TASK DIRECTIONS:
Output the material below in its entirety, exactly as given.

########################################

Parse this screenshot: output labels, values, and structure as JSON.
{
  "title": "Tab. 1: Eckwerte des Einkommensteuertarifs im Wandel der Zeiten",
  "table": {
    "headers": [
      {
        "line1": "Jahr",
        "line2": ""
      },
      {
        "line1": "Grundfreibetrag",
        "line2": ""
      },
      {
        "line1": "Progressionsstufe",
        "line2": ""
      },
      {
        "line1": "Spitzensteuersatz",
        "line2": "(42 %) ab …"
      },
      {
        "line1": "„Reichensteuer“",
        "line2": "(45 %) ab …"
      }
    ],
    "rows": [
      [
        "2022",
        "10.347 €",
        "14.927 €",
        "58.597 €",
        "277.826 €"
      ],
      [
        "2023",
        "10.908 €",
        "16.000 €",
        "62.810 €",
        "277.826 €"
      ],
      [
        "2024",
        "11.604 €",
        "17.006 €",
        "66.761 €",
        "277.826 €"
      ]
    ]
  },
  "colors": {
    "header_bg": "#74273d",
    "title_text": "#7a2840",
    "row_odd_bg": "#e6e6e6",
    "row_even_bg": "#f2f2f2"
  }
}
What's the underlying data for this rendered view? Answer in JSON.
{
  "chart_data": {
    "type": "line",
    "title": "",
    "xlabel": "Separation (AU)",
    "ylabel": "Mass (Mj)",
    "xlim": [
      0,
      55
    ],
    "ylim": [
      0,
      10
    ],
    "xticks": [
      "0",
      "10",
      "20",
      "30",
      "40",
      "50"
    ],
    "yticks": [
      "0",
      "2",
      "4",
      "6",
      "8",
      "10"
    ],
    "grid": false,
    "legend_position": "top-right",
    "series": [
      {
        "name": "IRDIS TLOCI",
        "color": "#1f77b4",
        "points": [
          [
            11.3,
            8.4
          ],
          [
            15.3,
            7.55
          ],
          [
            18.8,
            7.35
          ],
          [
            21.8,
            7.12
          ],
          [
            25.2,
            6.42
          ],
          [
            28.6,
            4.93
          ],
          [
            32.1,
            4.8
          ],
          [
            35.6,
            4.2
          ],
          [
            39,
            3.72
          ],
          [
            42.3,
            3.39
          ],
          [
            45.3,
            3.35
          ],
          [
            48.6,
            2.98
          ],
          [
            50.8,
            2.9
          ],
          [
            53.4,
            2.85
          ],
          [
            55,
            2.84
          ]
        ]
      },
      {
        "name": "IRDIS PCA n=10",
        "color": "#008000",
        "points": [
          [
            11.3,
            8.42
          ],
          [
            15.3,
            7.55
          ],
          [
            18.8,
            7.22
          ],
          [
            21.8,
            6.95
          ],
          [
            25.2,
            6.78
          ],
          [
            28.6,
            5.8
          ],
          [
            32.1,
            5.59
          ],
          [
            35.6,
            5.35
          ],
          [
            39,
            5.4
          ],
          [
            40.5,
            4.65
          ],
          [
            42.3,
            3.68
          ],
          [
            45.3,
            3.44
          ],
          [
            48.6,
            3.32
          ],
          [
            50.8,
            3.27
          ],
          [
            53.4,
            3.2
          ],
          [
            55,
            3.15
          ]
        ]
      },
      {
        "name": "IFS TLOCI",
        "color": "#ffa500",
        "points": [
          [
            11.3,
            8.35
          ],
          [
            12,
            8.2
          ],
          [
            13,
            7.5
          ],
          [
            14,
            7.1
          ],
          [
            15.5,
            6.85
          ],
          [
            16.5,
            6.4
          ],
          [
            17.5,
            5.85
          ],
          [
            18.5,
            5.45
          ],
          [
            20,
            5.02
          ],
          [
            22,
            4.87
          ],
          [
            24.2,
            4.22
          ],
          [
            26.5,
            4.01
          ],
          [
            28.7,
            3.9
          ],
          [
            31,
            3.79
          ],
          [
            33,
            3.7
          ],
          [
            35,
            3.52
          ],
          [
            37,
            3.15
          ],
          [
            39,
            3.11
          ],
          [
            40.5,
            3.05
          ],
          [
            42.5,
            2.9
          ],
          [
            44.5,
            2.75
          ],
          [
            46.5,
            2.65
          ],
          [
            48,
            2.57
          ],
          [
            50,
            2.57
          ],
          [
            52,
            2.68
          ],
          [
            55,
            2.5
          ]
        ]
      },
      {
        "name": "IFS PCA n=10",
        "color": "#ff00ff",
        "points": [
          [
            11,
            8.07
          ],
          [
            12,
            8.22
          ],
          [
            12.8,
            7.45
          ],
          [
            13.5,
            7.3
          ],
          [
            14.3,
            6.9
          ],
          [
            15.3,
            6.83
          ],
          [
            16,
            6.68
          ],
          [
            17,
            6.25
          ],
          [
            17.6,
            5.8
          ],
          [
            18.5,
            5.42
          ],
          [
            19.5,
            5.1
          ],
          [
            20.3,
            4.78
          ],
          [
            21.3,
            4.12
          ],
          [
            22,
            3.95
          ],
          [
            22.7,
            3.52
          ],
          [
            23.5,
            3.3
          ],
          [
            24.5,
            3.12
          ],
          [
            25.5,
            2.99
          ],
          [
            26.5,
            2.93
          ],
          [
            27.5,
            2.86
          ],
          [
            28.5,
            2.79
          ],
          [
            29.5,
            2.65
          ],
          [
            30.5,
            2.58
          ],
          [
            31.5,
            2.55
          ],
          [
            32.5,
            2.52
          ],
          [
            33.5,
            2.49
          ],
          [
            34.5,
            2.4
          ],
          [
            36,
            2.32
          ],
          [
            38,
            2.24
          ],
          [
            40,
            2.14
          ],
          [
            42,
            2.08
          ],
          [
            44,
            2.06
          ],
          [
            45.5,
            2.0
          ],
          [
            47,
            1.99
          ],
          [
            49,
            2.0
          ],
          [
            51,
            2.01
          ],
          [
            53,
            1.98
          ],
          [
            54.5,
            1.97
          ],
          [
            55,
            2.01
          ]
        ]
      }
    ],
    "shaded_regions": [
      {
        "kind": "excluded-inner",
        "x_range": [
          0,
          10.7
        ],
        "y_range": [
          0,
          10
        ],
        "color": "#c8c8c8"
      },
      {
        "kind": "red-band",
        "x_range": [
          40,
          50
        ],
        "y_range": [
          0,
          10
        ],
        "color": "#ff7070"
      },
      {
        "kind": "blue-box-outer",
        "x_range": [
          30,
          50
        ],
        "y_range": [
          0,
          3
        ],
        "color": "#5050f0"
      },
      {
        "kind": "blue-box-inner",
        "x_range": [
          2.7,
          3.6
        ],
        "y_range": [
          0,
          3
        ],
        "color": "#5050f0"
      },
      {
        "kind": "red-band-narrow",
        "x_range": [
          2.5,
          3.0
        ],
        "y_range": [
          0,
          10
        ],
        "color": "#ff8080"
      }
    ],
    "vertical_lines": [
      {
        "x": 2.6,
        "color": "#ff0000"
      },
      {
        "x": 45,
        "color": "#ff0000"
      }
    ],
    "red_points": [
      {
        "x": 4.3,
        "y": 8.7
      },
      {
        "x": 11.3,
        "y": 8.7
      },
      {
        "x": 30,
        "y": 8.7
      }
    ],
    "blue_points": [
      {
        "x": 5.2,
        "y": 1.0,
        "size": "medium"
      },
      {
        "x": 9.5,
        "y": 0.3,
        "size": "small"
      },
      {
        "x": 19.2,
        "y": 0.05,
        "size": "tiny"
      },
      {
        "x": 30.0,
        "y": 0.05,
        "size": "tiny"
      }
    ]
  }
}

########################################

TASK SOLUTION:
Parse this screenshot: output labels, values, and structure as JSON.
{
  "title": "Tab. 1: Eckwerte des Einkommensteuertarifs im Wandel der Zeiten",
  "table": {
    "headers": [
      {
        "line1": "Jahr",
        "line2": ""
      },
      {
        "line1": "Grundfreibetrag",
        "line2": ""
      },
      {
        "line1": "Progressionsstufe",
        "line2": ""
      },
      {
        "line1": "Spitzensteuersatz",
        "line2": "(42 %) ab …"
      },
      {
        "line1": "„Reichensteuer“",
        "line2": "(45 %) ab …"
      }
    ],
    "rows": [
      [
        "2022",
        "10.347 €",
        "14.927 €",
        "58.597 €",
        "277.826 €"
      ],
      [
        "2023",
        "10.908 €",
        "16.000 €",
        "62.810 €",
        "277.826 €"
      ],
      [
        "2024",
        "11.604 €",
        "17.006 €",
        "66.761 €",
        "277.826 €"
      ]
    ]
  },
  "colors": {
    "header_bg": "#74273d",
    "title_text": "#7a2840",
    "row_odd_bg": "#e6e6e6",
    "row_even_bg": "#f2f2f2"
  }
}
What's the underlying data for this rendered view? Answer in JSON.
{
  "chart_data": {
    "type": "line",
    "title": "",
    "xlabel": "Separation (AU)",
    "ylabel": "Mass (Mj)",
    "xlim": [
      0,
      55
    ],
    "ylim": [
      0,
      10
    ],
    "xticks": [
      "0",
      "10",
      "20",
      "30",
      "40",
      "50"
    ],
    "yticks": [
      "0",
      "2",
      "4",
      "6",
      "8",
      "10"
    ],
    "grid": false,
    "legend_position": "top-right",
    "series": [
      {
        "name": "IRDIS TLOCI",
        "color": "#1f77b4",
        "points": [
          [
            11.3,
            8.4
          ],
          [
            15.3,
            7.55
          ],
          [
            18.8,
            7.35
          ],
          [
            21.8,
            7.12
          ],
          [
            25.2,
            6.42
          ],
          [
            28.6,
            4.93
          ],
          [
            32.1,
            4.8
          ],
          [
            35.6,
            4.2
          ],
          [
            39,
            3.72
          ],
          [
            42.3,
            3.39
          ],
          [
            45.3,
            3.35
          ],
          [
            48.6,
            2.98
          ],
          [
            50.8,
            2.9
          ],
          [
            53.4,
            2.85
          ],
          [
            55,
            2.84
          ]
        ]
      },
      {
        "name": "IRDIS PCA n=10",
        "color": "#008000",
        "points": [
          [
            11.3,
            8.42
          ],
          [
            15.3,
            7.55
          ],
          [
            18.8,
            7.22
          ],
          [
            21.8,
            6.95
          ],
          [
            25.2,
            6.78
          ],
          [
            28.6,
            5.8
          ],
          [
            32.1,
            5.59
          ],
          [
            35.6,
            5.35
          ],
          [
            39,
            5.4
          ],
          [
            40.5,
            4.65
          ],
          [
            42.3,
            3.68
          ],
          [
            45.3,
            3.44
          ],
          [
            48.6,
            3.32
          ],
          [
            50.8,
            3.27
          ],
          [
            53.4,
            3.2
          ],
          [
            55,
            3.15
          ]
        ]
      },
      {
        "name": "IFS TLOCI",
        "color": "#ffa500",
        "points": [
          [
            11.3,
            8.35
          ],
          [
            12,
            8.2
          ],
          [
            13,
            7.5
          ],
          [
            14,
            7.1
          ],
          [
            15.5,
            6.85
          ],
          [
            16.5,
            6.4
          ],
          [
            17.5,
            5.85
          ],
          [
            18.5,
            5.45
          ],
          [
            20,
            5.02
          ],
          [
            22,
            4.87
          ],
          [
            24.2,
            4.22
          ],
          [
            26.5,
            4.01
          ],
          [
            28.7,
            3.9
          ],
          [
            31,
            3.79
          ],
          [
            33,
            3.7
          ],
          [
            35,
            3.52
          ],
          [
            37,
            3.15
          ],
          [
            39,
            3.11
          ],
          [
            40.5,
            3.05
          ],
          [
            42.5,
            2.9
          ],
          [
            44.5,
            2.75
          ],
          [
            46.5,
            2.65
          ],
          [
            48,
            2.57
          ],
          [
            50,
            2.57
          ],
          [
            52,
            2.68
          ],
          [
            55,
            2.5
          ]
        ]
      },
      {
        "name": "IFS PCA n=10",
        "color": "#ff00ff",
        "points": [
          [
            11,
            8.07
          ],
          [
            12,
            8.22
          ],
          [
            12.8,
            7.45
          ],
          [
            13.5,
            7.3
          ],
          [
            14.3,
            6.9
          ],
          [
            15.3,
            6.83
          ],
          [
            16,
            6.68
          ],
          [
            17,
            6.25
          ],
          [
            17.6,
            5.8
          ],
          [
            18.5,
            5.42
          ],
          [
            19.5,
            5.1
          ],
          [
            20.3,
            4.78
          ],
          [
            21.3,
            4.12
          ],
          [
            22,
            3.95
          ],
          [
            22.7,
            3.52
          ],
          [
            23.5,
            3.3
          ],
          [
            24.5,
            3.12
          ],
          [
            25.5,
            2.99
          ],
          [
            26.5,
            2.93
          ],
          [
            27.5,
            2.86
          ],
          [
            28.5,
            2.79
          ],
          [
            29.5,
            2.65
          ],
          [
            30.5,
            2.58
          ],
          [
            31.5,
            2.55
          ],
          [
            32.5,
            2.52
          ],
          [
            33.5,
            2.49
          ],
          [
            34.5,
            2.4
          ],
          [
            36,
            2.32
          ],
          [
            38,
            2.24
          ],
          [
            40,
            2.14
          ],
          [
            42,
            2.08
          ],
          [
            44,
            2.06
          ],
          [
            45.5,
            2.0
          ],
          [
            47,
            1.99
          ],
          [
            49,
            2.0
          ],
          [
            51,
            2.01
          ],
          [
            53,
            1.98
          ],
          [
            54.5,
            1.97
          ],
          [
            55,
            2.01
          ]
        ]
      }
    ],
    "shaded_regions": [
      {
        "kind": "excluded-inner",
        "x_range": [
          0,
          10.7
        ],
        "y_range": [
          0,
          10
        ],
        "color": "#c8c8c8"
      },
      {
        "kind": "red-band",
        "x_range": [
          40,
          50
        ],
        "y_range": [
          0,
          10
        ],
        "color": "#ff7070"
      },
      {
        "kind": "blue-box-outer",
        "x_range": [
          30,
          50
        ],
        "y_range": [
          0,
          3
        ],
        "color": "#5050f0"
      },
      {
        "kind": "blue-box-inner",
        "x_range": [
          2.7,
          3.6
        ],
        "y_range": [
          0,
          3
        ],
        "color": "#5050f0"
      },
      {
        "kind": "red-band-narrow",
        "x_range": [
          2.5,
          3.0
        ],
        "y_range": [
          0,
          10
        ],
        "color": "#ff8080"
      }
    ],
    "vertical_lines": [
      {
        "x": 2.6,
        "color": "#ff0000"
      },
      {
        "x": 45,
        "color": "#ff0000"
      }
    ],
    "red_points": [
      {
        "x": 4.3,
        "y": 8.7
      },
      {
        "x": 11.3,
        "y": 8.7
      },
      {
        "x": 30,
        "y": 8.7
      }
    ],
    "blue_points": [
      {
        "x": 5.2,
        "y": 1.0,
        "size": "medium"
      },
      {
        "x": 9.5,
        "y": 0.3,
        "size": "small"
      },
      {
        "x": 19.2,
        "y": 0.05,
        "size": "tiny"
      },
      {
        "x": 30.0,
        "y": 0.05,
        "size": "tiny"
      }
    ]
  }
}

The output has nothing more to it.